* [What to produce]
Below are entries; tally how many lines hold the string "annotation" and answer with only that figure.

* [Given records]
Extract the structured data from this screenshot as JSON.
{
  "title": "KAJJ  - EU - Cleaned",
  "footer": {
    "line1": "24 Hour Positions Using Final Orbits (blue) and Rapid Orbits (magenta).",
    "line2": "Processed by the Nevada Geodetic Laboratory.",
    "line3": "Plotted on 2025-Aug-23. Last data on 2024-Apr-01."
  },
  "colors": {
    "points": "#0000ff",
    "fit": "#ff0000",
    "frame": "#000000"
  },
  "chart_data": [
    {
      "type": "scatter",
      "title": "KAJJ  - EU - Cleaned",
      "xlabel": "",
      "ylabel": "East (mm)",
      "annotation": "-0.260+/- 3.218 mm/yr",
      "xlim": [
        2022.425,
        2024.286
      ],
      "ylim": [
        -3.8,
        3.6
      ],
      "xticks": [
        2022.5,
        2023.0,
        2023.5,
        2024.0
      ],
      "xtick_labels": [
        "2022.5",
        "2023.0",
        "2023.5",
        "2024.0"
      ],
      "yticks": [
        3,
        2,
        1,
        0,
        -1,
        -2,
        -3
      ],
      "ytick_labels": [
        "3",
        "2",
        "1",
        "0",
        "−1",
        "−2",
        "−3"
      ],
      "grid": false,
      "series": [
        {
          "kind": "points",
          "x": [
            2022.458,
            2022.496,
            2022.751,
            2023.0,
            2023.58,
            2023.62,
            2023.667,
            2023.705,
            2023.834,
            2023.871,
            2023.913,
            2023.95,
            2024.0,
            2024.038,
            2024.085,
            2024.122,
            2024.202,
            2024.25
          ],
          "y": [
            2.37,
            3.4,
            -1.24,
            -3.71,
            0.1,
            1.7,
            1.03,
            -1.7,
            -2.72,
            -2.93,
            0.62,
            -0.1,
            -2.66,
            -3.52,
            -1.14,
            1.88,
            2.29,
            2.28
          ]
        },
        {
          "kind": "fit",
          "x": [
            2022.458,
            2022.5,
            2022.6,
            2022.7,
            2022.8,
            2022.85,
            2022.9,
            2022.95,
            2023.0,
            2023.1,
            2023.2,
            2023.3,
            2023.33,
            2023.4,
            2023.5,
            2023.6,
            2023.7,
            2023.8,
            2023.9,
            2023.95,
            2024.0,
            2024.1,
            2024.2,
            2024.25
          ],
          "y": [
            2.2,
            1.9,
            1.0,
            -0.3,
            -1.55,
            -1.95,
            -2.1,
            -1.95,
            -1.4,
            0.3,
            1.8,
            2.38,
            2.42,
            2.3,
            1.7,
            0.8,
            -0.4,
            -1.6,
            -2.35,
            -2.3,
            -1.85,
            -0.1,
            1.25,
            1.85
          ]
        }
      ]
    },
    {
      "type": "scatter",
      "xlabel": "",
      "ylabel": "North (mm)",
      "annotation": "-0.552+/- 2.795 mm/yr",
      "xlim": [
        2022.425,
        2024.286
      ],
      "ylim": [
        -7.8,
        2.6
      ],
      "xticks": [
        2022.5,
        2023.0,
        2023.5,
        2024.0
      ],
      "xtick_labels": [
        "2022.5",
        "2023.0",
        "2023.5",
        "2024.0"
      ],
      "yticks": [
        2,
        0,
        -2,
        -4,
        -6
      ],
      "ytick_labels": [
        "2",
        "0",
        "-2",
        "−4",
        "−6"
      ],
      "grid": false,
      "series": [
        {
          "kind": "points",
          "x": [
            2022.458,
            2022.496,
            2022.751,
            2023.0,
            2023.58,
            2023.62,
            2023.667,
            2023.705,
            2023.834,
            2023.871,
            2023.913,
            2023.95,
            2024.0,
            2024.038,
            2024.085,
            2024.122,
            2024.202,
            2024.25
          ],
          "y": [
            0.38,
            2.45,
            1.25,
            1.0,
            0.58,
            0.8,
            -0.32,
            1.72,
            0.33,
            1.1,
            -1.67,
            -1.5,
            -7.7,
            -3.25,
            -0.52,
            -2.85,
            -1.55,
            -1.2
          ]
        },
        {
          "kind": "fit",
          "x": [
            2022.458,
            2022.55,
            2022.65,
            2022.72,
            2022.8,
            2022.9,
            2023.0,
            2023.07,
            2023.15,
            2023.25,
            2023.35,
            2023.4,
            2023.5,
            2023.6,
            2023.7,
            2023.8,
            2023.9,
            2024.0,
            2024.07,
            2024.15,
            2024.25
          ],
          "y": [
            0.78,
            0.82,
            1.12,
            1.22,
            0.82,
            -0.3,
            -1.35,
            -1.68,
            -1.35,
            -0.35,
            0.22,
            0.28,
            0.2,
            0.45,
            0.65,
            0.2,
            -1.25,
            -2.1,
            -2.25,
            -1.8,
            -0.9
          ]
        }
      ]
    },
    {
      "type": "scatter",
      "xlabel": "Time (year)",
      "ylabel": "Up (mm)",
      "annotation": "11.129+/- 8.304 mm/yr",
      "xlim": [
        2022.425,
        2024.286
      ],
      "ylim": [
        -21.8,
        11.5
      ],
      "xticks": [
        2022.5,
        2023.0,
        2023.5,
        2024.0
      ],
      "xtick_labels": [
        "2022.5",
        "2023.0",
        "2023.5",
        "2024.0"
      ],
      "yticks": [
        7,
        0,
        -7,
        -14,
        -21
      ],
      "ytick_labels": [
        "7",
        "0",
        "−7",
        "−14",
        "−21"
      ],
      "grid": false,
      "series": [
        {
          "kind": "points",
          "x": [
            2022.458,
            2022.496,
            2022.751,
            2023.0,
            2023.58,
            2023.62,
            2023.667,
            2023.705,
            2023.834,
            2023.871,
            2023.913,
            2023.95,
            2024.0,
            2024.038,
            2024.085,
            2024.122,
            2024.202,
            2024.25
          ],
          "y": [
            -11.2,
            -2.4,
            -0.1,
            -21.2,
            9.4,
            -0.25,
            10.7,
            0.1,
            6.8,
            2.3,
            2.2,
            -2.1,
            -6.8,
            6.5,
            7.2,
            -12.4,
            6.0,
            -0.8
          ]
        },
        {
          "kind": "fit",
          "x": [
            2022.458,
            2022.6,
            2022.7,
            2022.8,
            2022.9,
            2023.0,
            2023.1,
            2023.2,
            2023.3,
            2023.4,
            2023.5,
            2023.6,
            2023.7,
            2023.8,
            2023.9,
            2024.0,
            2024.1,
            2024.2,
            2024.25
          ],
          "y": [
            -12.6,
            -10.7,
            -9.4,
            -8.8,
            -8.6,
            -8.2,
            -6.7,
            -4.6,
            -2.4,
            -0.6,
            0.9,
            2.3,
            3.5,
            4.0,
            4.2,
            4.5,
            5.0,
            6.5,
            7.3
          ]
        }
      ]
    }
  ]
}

* [Worked solution]
3